--- Begin Information given ---

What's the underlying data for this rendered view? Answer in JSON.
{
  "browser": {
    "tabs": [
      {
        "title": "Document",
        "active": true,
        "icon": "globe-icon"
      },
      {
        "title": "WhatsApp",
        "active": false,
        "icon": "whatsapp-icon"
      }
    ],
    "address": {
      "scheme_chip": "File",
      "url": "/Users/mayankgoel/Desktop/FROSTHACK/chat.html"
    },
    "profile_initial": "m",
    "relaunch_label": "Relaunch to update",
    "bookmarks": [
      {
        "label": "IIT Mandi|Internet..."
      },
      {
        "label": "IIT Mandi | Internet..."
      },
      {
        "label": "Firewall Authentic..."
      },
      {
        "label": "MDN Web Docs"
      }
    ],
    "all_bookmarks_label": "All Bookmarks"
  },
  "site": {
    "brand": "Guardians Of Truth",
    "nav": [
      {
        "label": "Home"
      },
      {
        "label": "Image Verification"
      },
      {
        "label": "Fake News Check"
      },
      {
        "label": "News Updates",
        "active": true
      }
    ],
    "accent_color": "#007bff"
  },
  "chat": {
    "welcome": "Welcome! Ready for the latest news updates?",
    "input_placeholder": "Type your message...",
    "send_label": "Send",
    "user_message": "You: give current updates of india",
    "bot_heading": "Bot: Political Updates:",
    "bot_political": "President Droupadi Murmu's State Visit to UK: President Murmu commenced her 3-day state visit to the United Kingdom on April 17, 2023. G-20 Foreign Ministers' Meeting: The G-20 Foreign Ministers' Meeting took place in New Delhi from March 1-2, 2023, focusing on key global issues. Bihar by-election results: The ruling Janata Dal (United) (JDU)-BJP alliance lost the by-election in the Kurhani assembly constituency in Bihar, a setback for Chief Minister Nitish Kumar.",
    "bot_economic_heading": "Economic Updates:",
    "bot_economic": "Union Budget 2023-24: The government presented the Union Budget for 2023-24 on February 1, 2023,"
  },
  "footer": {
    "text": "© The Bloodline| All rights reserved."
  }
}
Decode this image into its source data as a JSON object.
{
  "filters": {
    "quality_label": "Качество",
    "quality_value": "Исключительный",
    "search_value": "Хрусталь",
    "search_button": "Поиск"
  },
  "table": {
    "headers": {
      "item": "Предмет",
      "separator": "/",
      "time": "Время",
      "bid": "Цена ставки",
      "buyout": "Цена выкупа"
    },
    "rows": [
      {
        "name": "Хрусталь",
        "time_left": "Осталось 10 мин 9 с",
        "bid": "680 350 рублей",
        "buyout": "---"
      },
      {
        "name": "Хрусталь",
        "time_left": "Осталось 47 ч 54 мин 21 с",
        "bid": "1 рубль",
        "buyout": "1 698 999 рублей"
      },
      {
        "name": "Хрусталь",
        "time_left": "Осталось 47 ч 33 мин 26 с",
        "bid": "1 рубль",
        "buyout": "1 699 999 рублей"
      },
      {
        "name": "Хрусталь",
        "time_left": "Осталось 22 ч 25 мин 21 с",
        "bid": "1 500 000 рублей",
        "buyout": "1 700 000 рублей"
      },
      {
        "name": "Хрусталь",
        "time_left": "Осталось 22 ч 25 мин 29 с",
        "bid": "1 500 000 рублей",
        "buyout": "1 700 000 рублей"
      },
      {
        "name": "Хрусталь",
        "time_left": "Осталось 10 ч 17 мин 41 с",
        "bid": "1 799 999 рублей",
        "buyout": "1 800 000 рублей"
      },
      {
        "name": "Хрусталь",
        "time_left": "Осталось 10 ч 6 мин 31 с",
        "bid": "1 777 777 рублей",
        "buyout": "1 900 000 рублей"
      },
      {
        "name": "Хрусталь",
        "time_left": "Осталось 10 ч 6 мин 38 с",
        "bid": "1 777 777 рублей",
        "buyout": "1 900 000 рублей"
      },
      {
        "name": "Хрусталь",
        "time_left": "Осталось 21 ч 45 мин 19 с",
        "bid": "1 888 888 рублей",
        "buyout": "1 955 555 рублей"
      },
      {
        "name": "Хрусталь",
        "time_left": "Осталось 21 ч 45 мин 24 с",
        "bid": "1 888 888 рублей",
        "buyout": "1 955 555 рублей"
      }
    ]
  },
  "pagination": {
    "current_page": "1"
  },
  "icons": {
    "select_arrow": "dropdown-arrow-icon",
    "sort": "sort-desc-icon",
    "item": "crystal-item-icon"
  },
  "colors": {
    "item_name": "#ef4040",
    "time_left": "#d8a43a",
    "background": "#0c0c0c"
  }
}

--- End Information given ---

# [Exercise]
Extract, word for word, each line of the listing above.

# [Completed task]
What's the underlying data for this rendered view? Answer in JSON.
{
  "browser": {
    "tabs": [
      {
        "title": "Document",
        "active": true,
        "icon": "globe-icon"
      },
      {
        "title": "WhatsApp",
        "active": false,
        "icon": "whatsapp-icon"
      }
    ],
    "address": {
      "scheme_chip": "File",
      "url": "/Users/mayankgoel/Desktop/FROSTHACK/chat.html"
    },
    "profile_initial": "m",
    "relaunch_label": "Relaunch to update",
    "bookmarks": [
      {
        "label": "IIT Mandi|Internet..."
      },
      {
        "label": "IIT Mandi | Internet..."
      },
      {
        "label": "Firewall Authentic..."
      },
      {
        "label": "MDN Web Docs"
      }
    ],
    "all_bookmarks_label": "All Bookmarks"
  },
  "site": {
    "brand": "Guardians Of Truth",
    "nav": [
      {
        "label": "Home"
      },
      {
        "label": "Image Verification"
      },
      {
        "label": "Fake News Check"
      },
      {
        "label": "News Updates",
        "active": true
      }
    ],
    "accent_color": "#007bff"
  },
  "chat": {
    "welcome": "Welcome! Ready for the latest news updates?",
    "input_placeholder": "Type your message...",
    "send_label": "Send",
    "user_message": "You: give current updates of india",
    "bot_heading": "Bot: Political Updates:",
    "bot_political": "President Droupadi Murmu's State Visit to UK: President Murmu commenced her 3-day state visit to the United Kingdom on April 17, 2023. G-20 Foreign Ministers' Meeting: The G-20 Foreign Ministers' Meeting took place in New Delhi from March 1-2, 2023, focusing on key global issues. Bihar by-election results: The ruling Janata Dal (United) (JDU)-BJP alliance lost the by-election in the Kurhani assembly constituency in Bihar, a setback for Chief Minister Nitish Kumar.",
    "bot_economic_heading": "Economic Updates:",
    "bot_economic": "Union Budget 2023-24: The government presented the Union Budget for 2023-24 on February 1, 2023,"
  },
  "footer": {
    "text": "© The Bloodline| All rights reserved."
  }
}
Decode this image into its source data as a JSON object.
{
  "filters": {
    "quality_label": "Качество",
    "quality_value": "Исключительный",
    "search_value": "Хрусталь",
    "search_button": "Поиск"
  },
  "table": {
    "headers": {
      "item": "Предмет",
      "separator": "/",
      "time": "Время",
      "bid": "Цена ставки",
      "buyout": "Цена выкупа"
    },
    "rows": [
      {
        "name": "Хрусталь",
        "time_left": "Осталось 10 мин 9 с",
        "bid": "680 350 рублей",
        "buyout": "---"
      },
      {
        "name": "Хрусталь",
        "time_left": "Осталось 47 ч 54 мин 21 с",
        "bid": "1 рубль",
        "buyout": "1 698 999 рублей"
      },
      {
        "name": "Хрусталь",
        "time_left": "Осталось 47 ч 33 мин 26 с",
        "bid": "1 рубль",
        "buyout": "1 699 999 рублей"
      },
      {
        "name": "Хрусталь",
        "time_left": "Осталось 22 ч 25 мин 21 с",
        "bid": "1 500 000 рублей",
        "buyout": "1 700 000 рублей"
      },
      {
        "name": "Хрусталь",
        "time_left": "Осталось 22 ч 25 мин 29 с",
        "bid": "1 500 000 рублей",
        "buyout": "1 700 000 рублей"
      },
      {
        "name": "Хрусталь",
        "time_left": "Осталось 10 ч 17 мин 41 с",
        "bid": "1 799 999 рублей",
        "buyout": "1 800 000 рублей"
      },
      {
        "name": "Хрусталь",
        "time_left": "Осталось 10 ч 6 мин 31 с",
        "bid": "1 777 777 рублей",
        "buyout": "1 900 000 рублей"
      },
      {
        "name": "Хрусталь",
        "time_left": "Осталось 10 ч 6 мин 38 с",
        "bid": "1 777 777 рублей",
        "buyout": "1 900 000 рублей"
      },
      {
        "name": "Хрусталь",
        "time_left": "Осталось 21 ч 45 мин 19 с",
        "bid": "1 888 888 рублей",
        "buyout": "1 955 555 рублей"
      },
      {
        "name": "Хрусталь",
        "time_left": "Осталось 21 ч 45 мин 24 с",
        "bid": "1 888 888 рублей",
        "buyout": "1 955 555 рублей"
      }
    ]
  },
  "pagination": {
    "current_page": "1"
  },
  "icons": {
    "select_arrow": "dropdown-arrow-icon",
    "sort": "sort-desc-icon",
    "item": "crystal-item-icon"
  },
  "colors": {
    "item_name": "#ef4040",
    "time_left": "#d8a43a",
    "background": "#0c0c0c"
  }
}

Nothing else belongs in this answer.